[Dataset items]:
>>>
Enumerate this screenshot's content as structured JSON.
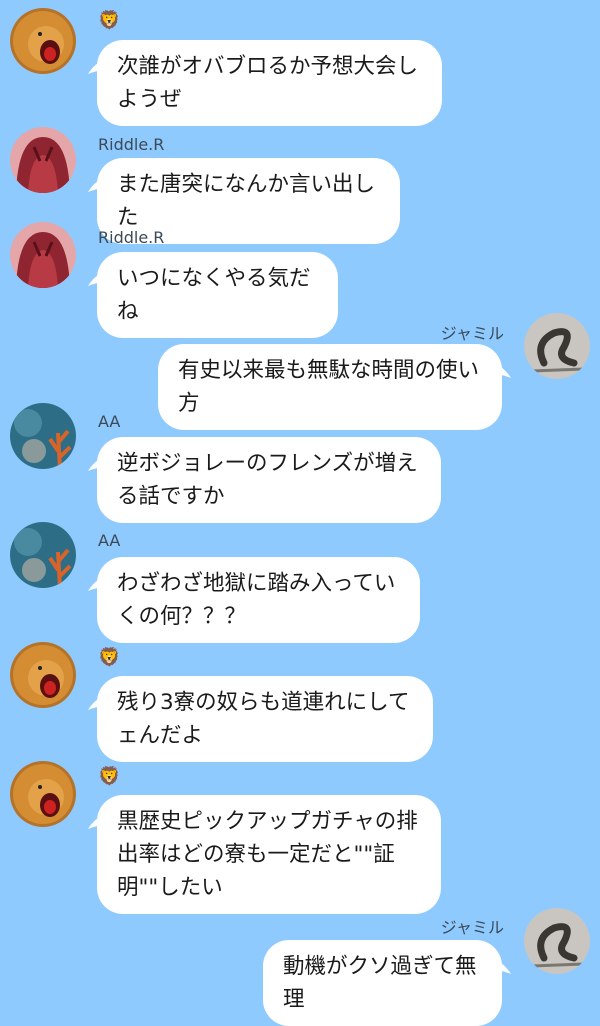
{
  "messages": [
    {
      "side": "left",
      "sender": "🦁",
      "sender_is_emoji": true,
      "avatar": "lion-avatar",
      "text": "次誰がオバブロるか予想大会しようぜ"
    },
    {
      "side": "left",
      "sender": "Riddle.R",
      "avatar": "red-hair-avatar",
      "text": "また唐突になんか言い出した"
    },
    {
      "side": "left",
      "sender": "Riddle.R",
      "avatar": "red-hair-avatar",
      "text": "いつになくやる気だね"
    },
    {
      "side": "right",
      "sender": "ジャミル",
      "avatar": "snake-avatar",
      "text": "有史以来最も無駄な時間の使い方"
    },
    {
      "side": "left",
      "sender": "AA",
      "avatar": "coral-avatar",
      "text": "逆ボジョレーのフレンズが増える話ですか"
    },
    {
      "side": "left",
      "sender": "AA",
      "avatar": "coral-avatar",
      "text": "わざわざ地獄に踏み入っていくの何？？？"
    },
    {
      "side": "left",
      "sender": "🦁",
      "sender_is_emoji": true,
      "avatar": "lion-avatar",
      "text": "残り3寮の奴らも道連れにしてェんだよ"
    },
    {
      "side": "left",
      "sender": "🦁",
      "sender_is_emoji": true,
      "avatar": "lion-avatar",
      "text": "黒歴史ピックアップガチャの排出率はどの寮も一定だと\"\"証明\"\"したい"
    },
    {
      "side": "right",
      "sender": "ジャミル",
      "avatar": "snake-avatar",
      "text": "動機がクソ過ぎて無理"
    }
  ],
  "colors": {
    "background": "#8fcaff",
    "bubble": "#ffffff"
  }
}
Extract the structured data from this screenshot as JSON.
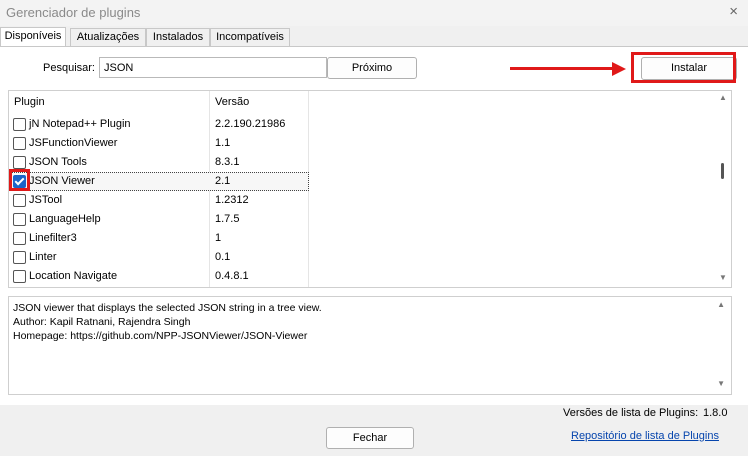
{
  "window": {
    "title": "Gerenciador de plugins",
    "close_icon": "×"
  },
  "tabs": [
    {
      "label": "Disponíveis"
    },
    {
      "label": "Atualizações"
    },
    {
      "label": "Instalados"
    },
    {
      "label": "Incompatíveis"
    }
  ],
  "search": {
    "label": "Pesquisar:",
    "value": "JSON",
    "next_button": "Próximo"
  },
  "actions": {
    "install_button": "Instalar",
    "close_button": "Fechar"
  },
  "list": {
    "columns": [
      "Plugin",
      "Versão"
    ],
    "rows": [
      {
        "name": "jN Notepad++ Plugin",
        "version": "2.2.190.21986",
        "checked": false
      },
      {
        "name": "JSFunctionViewer",
        "version": "1.1",
        "checked": false
      },
      {
        "name": "JSON Tools",
        "version": "8.3.1",
        "checked": false
      },
      {
        "name": "JSON Viewer",
        "version": "2.1",
        "checked": true
      },
      {
        "name": "JSTool",
        "version": "1.2312",
        "checked": false
      },
      {
        "name": "LanguageHelp",
        "version": "1.7.5",
        "checked": false
      },
      {
        "name": "Linefilter3",
        "version": "1",
        "checked": false
      },
      {
        "name": "Linter",
        "version": "0.1",
        "checked": false
      },
      {
        "name": "Location Navigate",
        "version": "0.4.8.1",
        "checked": false
      }
    ]
  },
  "description": {
    "lines": [
      "JSON viewer that displays the selected JSON string in a tree view.",
      "Author: Kapil Ratnani, Rajendra Singh",
      "Homepage: https://github.com/NPP-JSONViewer/JSON-Viewer"
    ]
  },
  "footer": {
    "list_version_label": "Versões de lista de Plugins:",
    "list_version_value": "1.8.0",
    "repo_link": "Repositório de lista de Plugins"
  },
  "annotation_color": "#e01919"
}
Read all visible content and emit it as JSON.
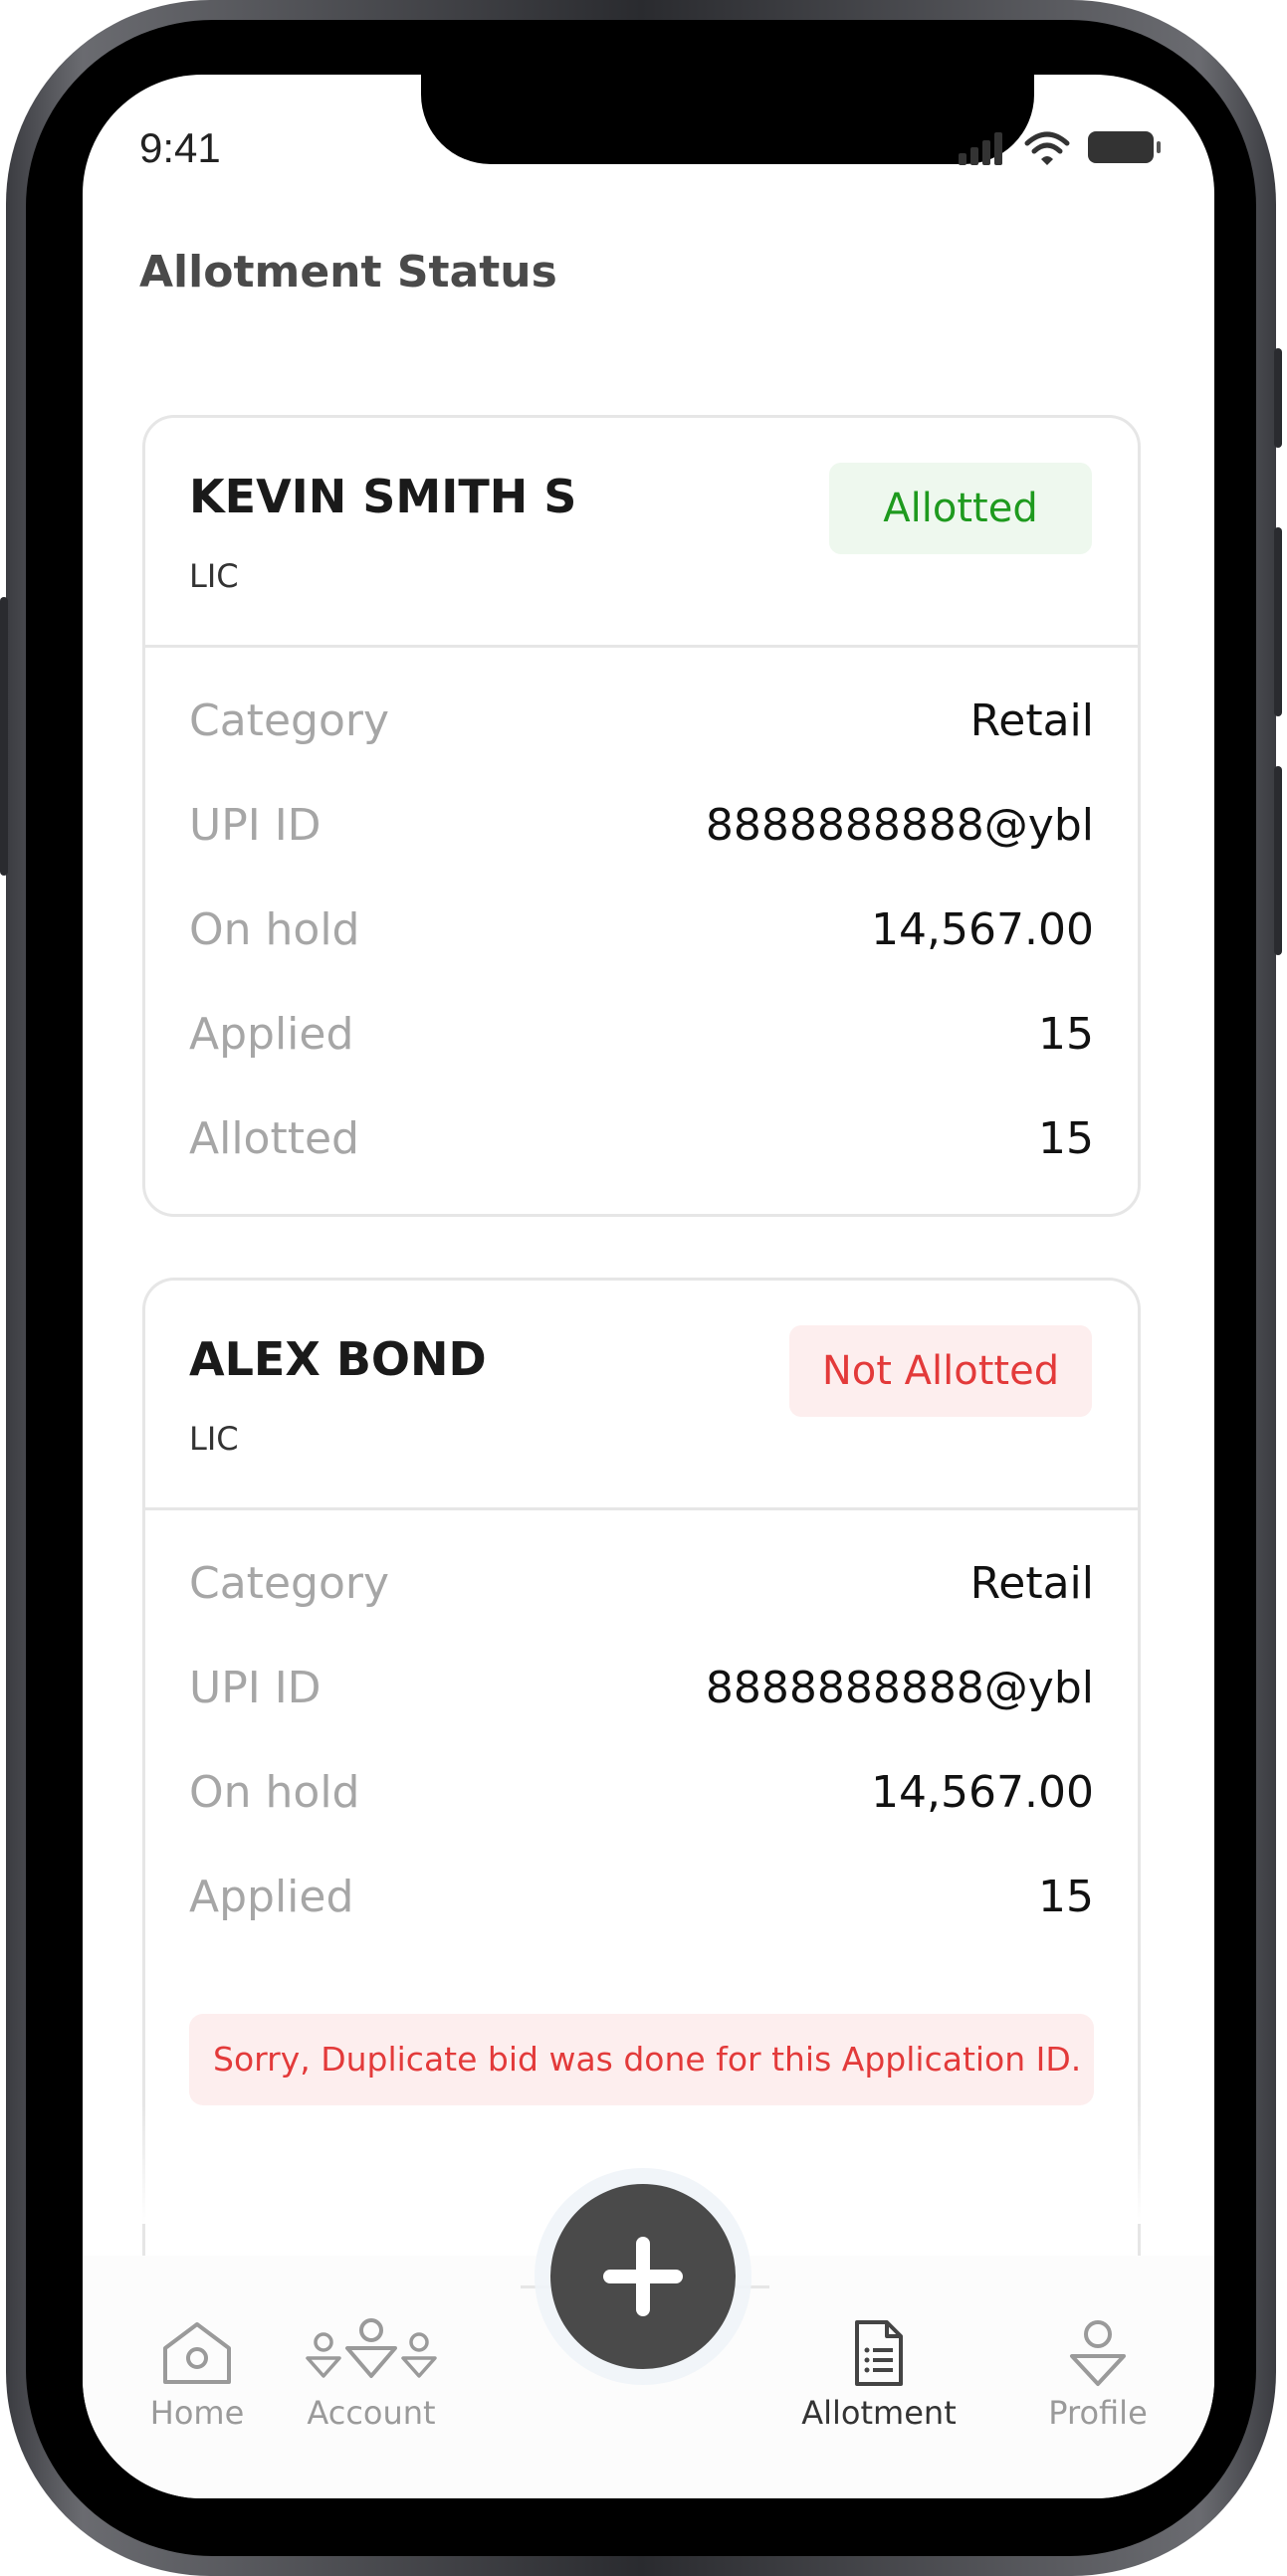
{
  "status_bar": {
    "time": "9:41"
  },
  "page": {
    "title": "Allotment Status"
  },
  "cards": [
    {
      "name": "KEVIN SMITH S",
      "sub": "LIC",
      "status": "Allotted",
      "rows": [
        {
          "label": "Category",
          "value": "Retail"
        },
        {
          "label": "UPI ID",
          "value": "8888888888@ybl"
        },
        {
          "label": "On hold",
          "value": "14,567.00"
        },
        {
          "label": "Applied",
          "value": "15"
        },
        {
          "label": "Allotted",
          "value": "15"
        }
      ]
    },
    {
      "name": "ALEX BOND",
      "sub": "LIC",
      "status": "Not Allotted",
      "rows": [
        {
          "label": "Category",
          "value": "Retail"
        },
        {
          "label": "UPI ID",
          "value": "8888888888@ybl"
        },
        {
          "label": "On hold",
          "value": "14,567.00"
        },
        {
          "label": "Applied",
          "value": "15"
        }
      ],
      "message": "Sorry, Duplicate bid was done for this Application ID."
    }
  ],
  "nav": {
    "home": "Home",
    "account": "Account",
    "allotment": "Allotment",
    "profile": "Profile",
    "active": "allotment",
    "fab_icon": "plus-icon"
  },
  "colors": {
    "allotted_text": "#1e9a1e",
    "allotted_bg": "#eef8ee",
    "not_allotted_text": "#e33a3a",
    "not_allotted_bg": "#fdeeee",
    "fab": "#4a4a4a"
  }
}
<<<
[Short problem]:
Pictures are excluded; copy every other part of the records exactly.

[Completed exercise]:
Enumerate this screenshot's content as structured JSON.
{
  "messages": [
    {
      "side": "left",
      "sender": "🦁",
      "sender_is_emoji": true,
      "avatar": "lion-avatar",
      "text": "次誰がオバブロるか予想大会しようぜ"
    },
    {
      "side": "left",
      "sender": "Riddle.R",
      "avatar": "red-hair-avatar",
      "text": "また唐突になんか言い出した"
    },
    {
      "side": "left",
      "sender": "Riddle.R",
      "avatar": "red-hair-avatar",
      "text": "いつになくやる気だね"
    },
    {
      "side": "right",
      "sender": "ジャミル",
      "avatar": "snake-avatar",
      "text": "有史以来最も無駄な時間の使い方"
    },
    {
      "side": "left",
      "sender": "AA",
      "avatar": "coral-avatar",
      "text": "逆ボジョレーのフレンズが増える話ですか"
    },
    {
      "side": "left",
      "sender": "AA",
      "avatar": "coral-avatar",
      "text": "わざわざ地獄に踏み入っていくの何？？？"
    },
    {
      "side": "left",
      "sender": "🦁",
      "sender_is_emoji": true,
      "avatar": "lion-avatar",
      "text": "残り3寮の奴らも道連れにしてェんだよ"
    },
    {
      "side": "left",
      "sender": "🦁",
      "sender_is_emoji": true,
      "avatar": "lion-avatar",
      "text": "黒歴史ピックアップガチャの排出率はどの寮も一定だと\"\"証明\"\"したい"
    },
    {
      "side": "right",
      "sender": "ジャミル",
      "avatar": "snake-avatar",
      "text": "動機がクソ過ぎて無理"
    }
  ],
  "colors": {
    "background": "#8fcaff",
    "bubble": "#ffffff"
  }
}
Extract the structured data from this screenshot as JSON.
{
  "window": {
    "title": "Gerenciador de plugins",
    "close_icon": "×"
  },
  "tabs": [
    {
      "label": "Disponíveis"
    },
    {
      "label": "Atualizações"
    },
    {
      "label": "Instalados"
    },
    {
      "label": "Incompatíveis"
    }
  ],
  "search": {
    "label": "Pesquisar:",
    "value": "JSON",
    "next_button": "Próximo"
  },
  "actions": {
    "install_button": "Instalar",
    "close_button": "Fechar"
  },
  "list": {
    "columns": [
      "Plugin",
      "Versão"
    ],
    "rows": [
      {
        "name": "jN Notepad++ Plugin",
        "version": "2.2.190.21986",
        "checked": false
      },
      {
        "name": "JSFunctionViewer",
        "version": "1.1",
        "checked": false
      },
      {
        "name": "JSON Tools",
        "version": "8.3.1",
        "checked": false
      },
      {
        "name": "JSON Viewer",
        "version": "2.1",
        "checked": true
      },
      {
        "name": "JSTool",
        "version": "1.2312",
        "checked": false
      },
      {
        "name": "LanguageHelp",
        "version": "1.7.5",
        "checked": false
      },
      {
        "name": "Linefilter3",
        "version": "1",
        "checked": false
      },
      {
        "name": "Linter",
        "version": "0.1",
        "checked": false
      },
      {
        "name": "Location Navigate",
        "version": "0.4.8.1",
        "checked": false
      }
    ]
  },
  "description": {
    "lines": [
      "JSON viewer that displays the selected JSON string in a tree view.",
      "Author: Kapil Ratnani, Rajendra Singh",
      "Homepage: https://github.com/NPP-JSONViewer/JSON-Viewer"
    ]
  },
  "footer": {
    "list_version_label": "Versões de lista de Plugins:",
    "list_version_value": "1.8.0",
    "repo_link": "Repositório de lista de Plugins"
  },
  "annotation_color": "#e01919"
}
Read all visible content and emit it as JSON.
{
  "status_bar": {
    "time": "9:41"
  },
  "page": {
    "title": "Allotment Status"
  },
  "cards": [
    {
      "name": "KEVIN SMITH S",
      "sub": "LIC",
      "status": "Allotted",
      "rows": [
        {
          "label": "Category",
          "value": "Retail"
        },
        {
          "label": "UPI ID",
          "value": "8888888888@ybl"
        },
        {
          "label": "On hold",
          "value": "14,567.00"
        },
        {
          "label": "Applied",
          "value": "15"
        },
        {
          "label": "Allotted",
          "value": "15"
        }
      ]
    },
    {
      "name": "ALEX BOND",
      "sub": "LIC",
      "status": "Not Allotted",
      "rows": [
        {
          "label": "Category",
          "value": "Retail"
        },
        {
          "label": "UPI ID",
          "value": "8888888888@ybl"
        },
        {
          "label": "On hold",
          "value": "14,567.00"
        },
        {
          "label": "Applied",
          "value": "15"
        }
      ],
      "message": "Sorry, Duplicate bid was done for this Application ID."
    }
  ],
  "nav": {
    "home": "Home",
    "account": "Account",
    "allotment": "Allotment",
    "profile": "Profile",
    "active": "allotment",
    "fab_icon": "plus-icon"
  },
  "colors": {
    "allotted_text": "#1e9a1e",
    "allotted_bg": "#eef8ee",
    "not_allotted_text": "#e33a3a",
    "not_allotted_bg": "#fdeeee",
    "fab": "#4a4a4a"
  }
}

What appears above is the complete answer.